* [Requirements]
Print the listing as it stands, omitting all images.
--- start Stored rows ---
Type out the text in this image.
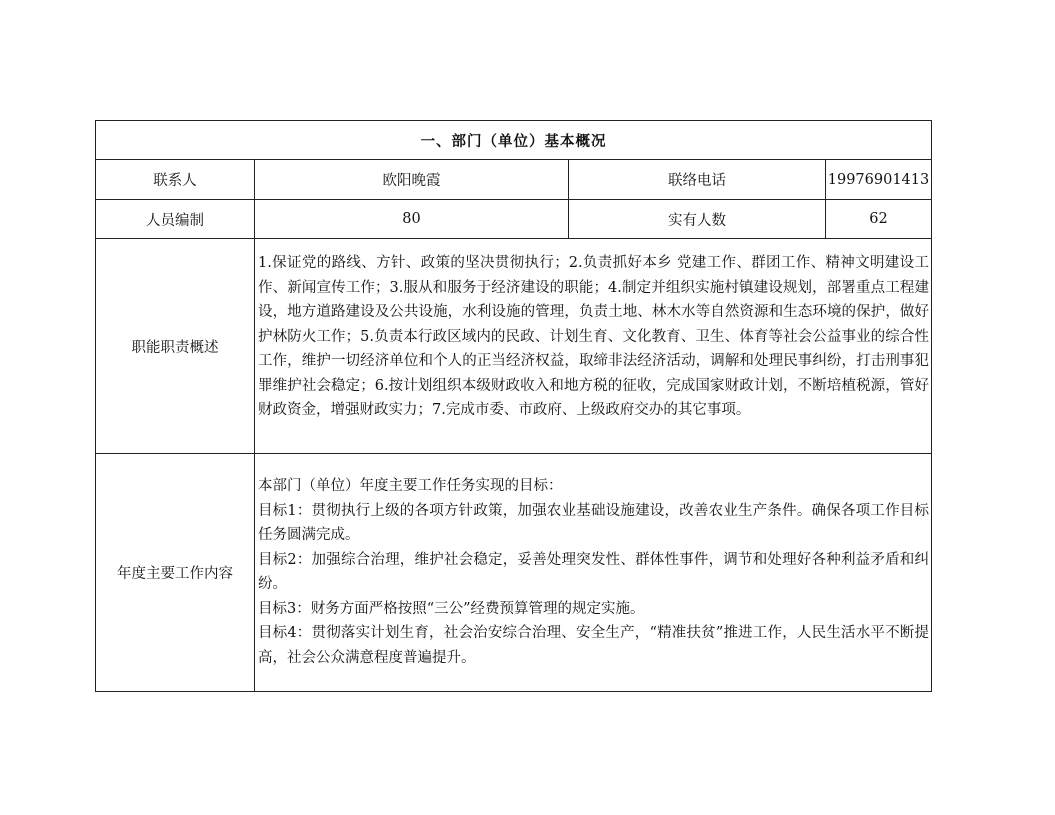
一、部门（单位）基本概况			
联系人	欧阳晚霞	联络电话	19976901413
人员编制	80	实有人数	62
职能职责概述	1.保证党的路线、方针、政策的坚决贯彻执行；2.负责抓好本乡 党建工作、群团工作、精神文明建设工作、新闻宣传工作；3.服从和服务于经济建设的职能；4.制定并组织实施村镇建设规划，部署重点工程建设，地方道路建设及公共设施，水利设施的管理，负责土地、林木水等自然资源和生态环境的保护，做好护林防火工作；5.负责本行政区域内的民政、计划生育、文化教育、卫生、体育等社会公益事业的综合性工作，维护一切经济单位和个人的正当经济权益，取缔非法经济活动，调解和处理民事纠纷，打击刑事犯罪维护社会稳定；6.按计划组织本级财政收入和地方税的征收，完成国家财政计划，不断培植税源，管好财政资金，增强财政实力；7.完成市委、市政府、上级政府交办的其它事项。		
年度主要工作内容	本部门（单位）年度主要工作任务实现的目标：
目标1：贯彻执行上级的各项方针政策，加强农业基础设施建设，改善农业生产条件。确保各项工作目标任务圆满完成。
目标2：加强综合治理，维护社会稳定，妥善处理突发性、群体性事件，调节和处理好各种利益矛盾和纠纷。
目标3：财务方面严格按照“三公”经费预算管理的规定实施。
目标4：贯彻落实计划生育，社会治安综合治理、安全生产，“精准扶贫”推进工作，人民生活水平不断提高，社会公众满意程度普遍提升。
--- end Stored rows ---
* [Correct answer]
Type out the text in this image.
一、部门（单位）基本概况			
联系人	欧阳晚霞	联络电话	19976901413
人员编制	80	实有人数	62
职能职责概述	1.保证党的路线、方针、政策的坚决贯彻执行；2.负责抓好本乡 党建工作、群团工作、精神文明建设工作、新闻宣传工作；3.服从和服务于经济建设的职能；4.制定并组织实施村镇建设规划，部署重点工程建设，地方道路建设及公共设施，水利设施的管理，负责土地、林木水等自然资源和生态环境的保护，做好护林防火工作；5.负责本行政区域内的民政、计划生育、文化教育、卫生、体育等社会公益事业的综合性工作，维护一切经济单位和个人的正当经济权益，取缔非法经济活动，调解和处理民事纠纷，打击刑事犯罪维护社会稳定；6.按计划组织本级财政收入和地方税的征收，完成国家财政计划，不断培植税源，管好财政资金，增强财政实力；7.完成市委、市政府、上级政府交办的其它事项。		
年度主要工作内容	本部门（单位）年度主要工作任务实现的目标：
目标1：贯彻执行上级的各项方针政策，加强农业基础设施建设，改善农业生产条件。确保各项工作目标任务圆满完成。
目标2：加强综合治理，维护社会稳定，妥善处理突发性、群体性事件，调节和处理好各种利益矛盾和纠纷。
目标3：财务方面严格按照“三公”经费预算管理的规定实施。
目标4：贯彻落实计划生育，社会治安综合治理、安全生产，“精准扶贫”推进工作，人民生活水平不断提高，社会公众满意程度普遍提升。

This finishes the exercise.